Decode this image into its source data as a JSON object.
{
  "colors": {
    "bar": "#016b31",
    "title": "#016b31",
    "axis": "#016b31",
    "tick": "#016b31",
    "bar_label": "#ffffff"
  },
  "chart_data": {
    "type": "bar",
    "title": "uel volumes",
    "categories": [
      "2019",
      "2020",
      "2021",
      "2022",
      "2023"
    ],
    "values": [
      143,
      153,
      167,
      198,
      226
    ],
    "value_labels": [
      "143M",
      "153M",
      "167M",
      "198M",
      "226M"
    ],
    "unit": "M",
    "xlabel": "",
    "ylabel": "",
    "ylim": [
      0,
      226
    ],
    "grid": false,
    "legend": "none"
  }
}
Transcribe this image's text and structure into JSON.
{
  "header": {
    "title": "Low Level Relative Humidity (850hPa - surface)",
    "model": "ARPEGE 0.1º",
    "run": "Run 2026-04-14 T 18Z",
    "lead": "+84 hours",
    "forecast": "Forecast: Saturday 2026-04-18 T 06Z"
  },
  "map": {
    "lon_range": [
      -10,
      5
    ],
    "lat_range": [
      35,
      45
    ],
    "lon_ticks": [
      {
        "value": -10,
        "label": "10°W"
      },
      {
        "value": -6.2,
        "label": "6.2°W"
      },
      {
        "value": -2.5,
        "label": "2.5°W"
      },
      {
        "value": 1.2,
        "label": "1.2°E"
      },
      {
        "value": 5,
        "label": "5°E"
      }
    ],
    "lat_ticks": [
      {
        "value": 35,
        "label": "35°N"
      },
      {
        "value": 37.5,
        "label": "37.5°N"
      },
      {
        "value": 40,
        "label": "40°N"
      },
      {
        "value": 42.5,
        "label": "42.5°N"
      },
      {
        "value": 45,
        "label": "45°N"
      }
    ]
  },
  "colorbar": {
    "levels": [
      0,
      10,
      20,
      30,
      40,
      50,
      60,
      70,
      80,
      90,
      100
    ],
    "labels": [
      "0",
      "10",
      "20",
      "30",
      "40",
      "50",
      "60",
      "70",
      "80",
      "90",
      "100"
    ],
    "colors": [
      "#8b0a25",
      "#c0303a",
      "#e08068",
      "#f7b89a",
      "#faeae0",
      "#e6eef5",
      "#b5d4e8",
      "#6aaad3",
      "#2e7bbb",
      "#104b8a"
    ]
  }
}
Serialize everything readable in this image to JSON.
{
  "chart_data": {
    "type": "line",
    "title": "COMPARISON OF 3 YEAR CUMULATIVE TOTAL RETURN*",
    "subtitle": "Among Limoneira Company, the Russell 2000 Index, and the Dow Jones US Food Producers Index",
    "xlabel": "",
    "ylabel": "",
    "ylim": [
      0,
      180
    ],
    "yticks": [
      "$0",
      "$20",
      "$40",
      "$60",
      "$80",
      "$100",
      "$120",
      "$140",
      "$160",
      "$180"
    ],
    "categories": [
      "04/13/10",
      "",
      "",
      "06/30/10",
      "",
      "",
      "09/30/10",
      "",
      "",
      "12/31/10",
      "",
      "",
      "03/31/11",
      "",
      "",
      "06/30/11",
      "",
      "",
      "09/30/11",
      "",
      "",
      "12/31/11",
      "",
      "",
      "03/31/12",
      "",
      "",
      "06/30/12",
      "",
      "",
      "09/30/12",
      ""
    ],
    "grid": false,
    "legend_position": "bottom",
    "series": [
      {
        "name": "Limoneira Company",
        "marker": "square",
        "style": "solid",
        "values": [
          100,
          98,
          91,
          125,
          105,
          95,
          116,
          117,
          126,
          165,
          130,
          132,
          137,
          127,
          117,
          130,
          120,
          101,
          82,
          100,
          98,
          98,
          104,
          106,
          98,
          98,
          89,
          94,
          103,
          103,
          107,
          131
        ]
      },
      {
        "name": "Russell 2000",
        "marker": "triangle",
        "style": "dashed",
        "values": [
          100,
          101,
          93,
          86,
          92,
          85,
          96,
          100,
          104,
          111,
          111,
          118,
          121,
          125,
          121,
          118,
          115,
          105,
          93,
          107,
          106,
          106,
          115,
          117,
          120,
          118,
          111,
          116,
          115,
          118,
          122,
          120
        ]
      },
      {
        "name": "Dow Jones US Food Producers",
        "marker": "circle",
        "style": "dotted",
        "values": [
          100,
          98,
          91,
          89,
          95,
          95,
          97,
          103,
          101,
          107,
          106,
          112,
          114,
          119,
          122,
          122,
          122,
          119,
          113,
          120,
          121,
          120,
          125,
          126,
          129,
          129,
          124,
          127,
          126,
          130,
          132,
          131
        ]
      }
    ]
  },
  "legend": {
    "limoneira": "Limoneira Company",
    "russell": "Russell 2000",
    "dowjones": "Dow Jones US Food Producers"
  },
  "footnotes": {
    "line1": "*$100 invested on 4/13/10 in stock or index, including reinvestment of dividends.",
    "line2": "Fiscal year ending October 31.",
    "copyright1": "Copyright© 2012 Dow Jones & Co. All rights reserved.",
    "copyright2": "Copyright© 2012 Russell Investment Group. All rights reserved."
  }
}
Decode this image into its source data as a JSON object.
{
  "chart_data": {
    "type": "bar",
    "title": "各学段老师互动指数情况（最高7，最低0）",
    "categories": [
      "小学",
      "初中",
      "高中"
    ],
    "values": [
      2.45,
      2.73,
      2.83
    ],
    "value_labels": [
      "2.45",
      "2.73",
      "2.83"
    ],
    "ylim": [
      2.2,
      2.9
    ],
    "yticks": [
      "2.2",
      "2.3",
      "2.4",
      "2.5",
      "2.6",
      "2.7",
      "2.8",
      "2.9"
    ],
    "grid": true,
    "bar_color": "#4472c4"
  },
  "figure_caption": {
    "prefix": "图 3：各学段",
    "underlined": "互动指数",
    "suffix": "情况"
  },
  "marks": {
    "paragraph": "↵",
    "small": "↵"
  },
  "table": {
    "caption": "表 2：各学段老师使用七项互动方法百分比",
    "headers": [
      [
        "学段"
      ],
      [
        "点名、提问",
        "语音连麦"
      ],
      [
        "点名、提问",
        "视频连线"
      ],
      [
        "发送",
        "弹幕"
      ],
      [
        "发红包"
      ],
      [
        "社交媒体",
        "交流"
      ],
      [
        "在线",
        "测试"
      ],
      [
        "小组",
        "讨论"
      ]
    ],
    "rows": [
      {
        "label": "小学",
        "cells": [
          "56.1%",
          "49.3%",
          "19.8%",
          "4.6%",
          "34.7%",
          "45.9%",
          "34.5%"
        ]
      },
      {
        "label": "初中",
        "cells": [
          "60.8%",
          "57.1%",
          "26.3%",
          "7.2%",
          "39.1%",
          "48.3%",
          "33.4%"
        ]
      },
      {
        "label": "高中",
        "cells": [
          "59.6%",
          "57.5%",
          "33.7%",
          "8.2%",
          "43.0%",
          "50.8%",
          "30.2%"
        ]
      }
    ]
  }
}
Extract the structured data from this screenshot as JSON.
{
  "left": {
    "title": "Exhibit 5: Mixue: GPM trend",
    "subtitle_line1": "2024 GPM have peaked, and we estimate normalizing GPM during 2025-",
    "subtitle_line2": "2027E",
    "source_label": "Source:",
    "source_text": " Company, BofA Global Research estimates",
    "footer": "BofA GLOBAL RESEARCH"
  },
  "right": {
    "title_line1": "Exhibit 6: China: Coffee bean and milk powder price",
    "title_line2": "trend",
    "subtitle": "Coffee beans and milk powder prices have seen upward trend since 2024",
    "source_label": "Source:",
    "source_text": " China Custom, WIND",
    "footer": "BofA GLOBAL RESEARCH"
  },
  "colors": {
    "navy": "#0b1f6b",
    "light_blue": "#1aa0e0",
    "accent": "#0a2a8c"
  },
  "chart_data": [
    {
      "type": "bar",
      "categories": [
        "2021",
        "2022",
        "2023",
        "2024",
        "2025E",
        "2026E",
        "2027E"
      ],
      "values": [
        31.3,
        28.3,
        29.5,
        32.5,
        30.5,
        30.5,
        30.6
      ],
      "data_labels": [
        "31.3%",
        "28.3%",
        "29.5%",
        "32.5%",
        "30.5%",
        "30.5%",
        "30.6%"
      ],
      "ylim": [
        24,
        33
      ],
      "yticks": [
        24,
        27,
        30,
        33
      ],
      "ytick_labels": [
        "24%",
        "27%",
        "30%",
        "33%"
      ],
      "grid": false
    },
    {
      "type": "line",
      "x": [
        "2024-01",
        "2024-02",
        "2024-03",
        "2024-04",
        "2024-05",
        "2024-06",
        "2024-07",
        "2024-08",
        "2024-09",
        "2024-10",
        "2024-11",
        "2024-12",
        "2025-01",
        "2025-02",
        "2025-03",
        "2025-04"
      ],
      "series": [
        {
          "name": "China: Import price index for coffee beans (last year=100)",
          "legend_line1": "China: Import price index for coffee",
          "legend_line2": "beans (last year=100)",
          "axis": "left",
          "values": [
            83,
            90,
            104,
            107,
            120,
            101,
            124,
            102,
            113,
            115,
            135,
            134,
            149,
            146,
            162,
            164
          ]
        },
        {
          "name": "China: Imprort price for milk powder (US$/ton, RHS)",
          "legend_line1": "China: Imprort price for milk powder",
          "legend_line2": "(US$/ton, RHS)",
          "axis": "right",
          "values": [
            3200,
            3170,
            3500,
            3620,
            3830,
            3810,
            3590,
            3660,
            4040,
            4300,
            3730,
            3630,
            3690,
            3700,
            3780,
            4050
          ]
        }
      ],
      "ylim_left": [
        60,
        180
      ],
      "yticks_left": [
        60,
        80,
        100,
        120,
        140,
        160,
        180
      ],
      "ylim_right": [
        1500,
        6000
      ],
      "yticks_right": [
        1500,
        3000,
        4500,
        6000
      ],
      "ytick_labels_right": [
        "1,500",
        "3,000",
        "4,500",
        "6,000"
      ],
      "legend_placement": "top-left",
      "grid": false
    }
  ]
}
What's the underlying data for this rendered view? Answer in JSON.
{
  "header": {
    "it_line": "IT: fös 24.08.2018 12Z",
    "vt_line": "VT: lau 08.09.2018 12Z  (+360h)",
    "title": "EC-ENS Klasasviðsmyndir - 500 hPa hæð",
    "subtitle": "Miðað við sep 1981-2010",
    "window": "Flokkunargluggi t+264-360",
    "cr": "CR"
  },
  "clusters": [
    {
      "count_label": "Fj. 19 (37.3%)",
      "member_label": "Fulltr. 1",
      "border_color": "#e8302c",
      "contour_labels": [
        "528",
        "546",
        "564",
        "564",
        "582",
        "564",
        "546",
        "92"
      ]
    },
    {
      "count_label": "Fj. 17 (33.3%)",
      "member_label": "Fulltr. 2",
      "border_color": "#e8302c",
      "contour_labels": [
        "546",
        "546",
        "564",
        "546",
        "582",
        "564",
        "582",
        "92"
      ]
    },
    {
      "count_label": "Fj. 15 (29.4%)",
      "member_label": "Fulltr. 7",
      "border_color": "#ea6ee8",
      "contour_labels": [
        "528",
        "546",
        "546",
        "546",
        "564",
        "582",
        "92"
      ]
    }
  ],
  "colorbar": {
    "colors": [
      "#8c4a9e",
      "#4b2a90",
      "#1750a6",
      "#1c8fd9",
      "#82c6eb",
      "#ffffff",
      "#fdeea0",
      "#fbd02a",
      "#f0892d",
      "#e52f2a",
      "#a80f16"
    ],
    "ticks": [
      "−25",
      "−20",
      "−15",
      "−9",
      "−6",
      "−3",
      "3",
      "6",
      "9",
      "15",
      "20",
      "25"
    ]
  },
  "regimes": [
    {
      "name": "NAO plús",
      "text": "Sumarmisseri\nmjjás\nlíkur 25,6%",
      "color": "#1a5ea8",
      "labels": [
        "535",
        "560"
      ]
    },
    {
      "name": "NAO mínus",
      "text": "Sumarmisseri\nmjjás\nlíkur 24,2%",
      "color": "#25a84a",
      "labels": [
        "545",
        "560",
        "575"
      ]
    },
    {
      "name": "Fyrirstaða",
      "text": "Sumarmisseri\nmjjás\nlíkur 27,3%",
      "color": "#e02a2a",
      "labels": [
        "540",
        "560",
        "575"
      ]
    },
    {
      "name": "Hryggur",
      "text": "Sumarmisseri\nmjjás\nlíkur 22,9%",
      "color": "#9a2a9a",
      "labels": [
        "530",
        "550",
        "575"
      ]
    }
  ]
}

++++++

__Exercise prompt__
Looking at the records above, tally the lines holding "Jones" and reply with that number only.

__Response to this task__
4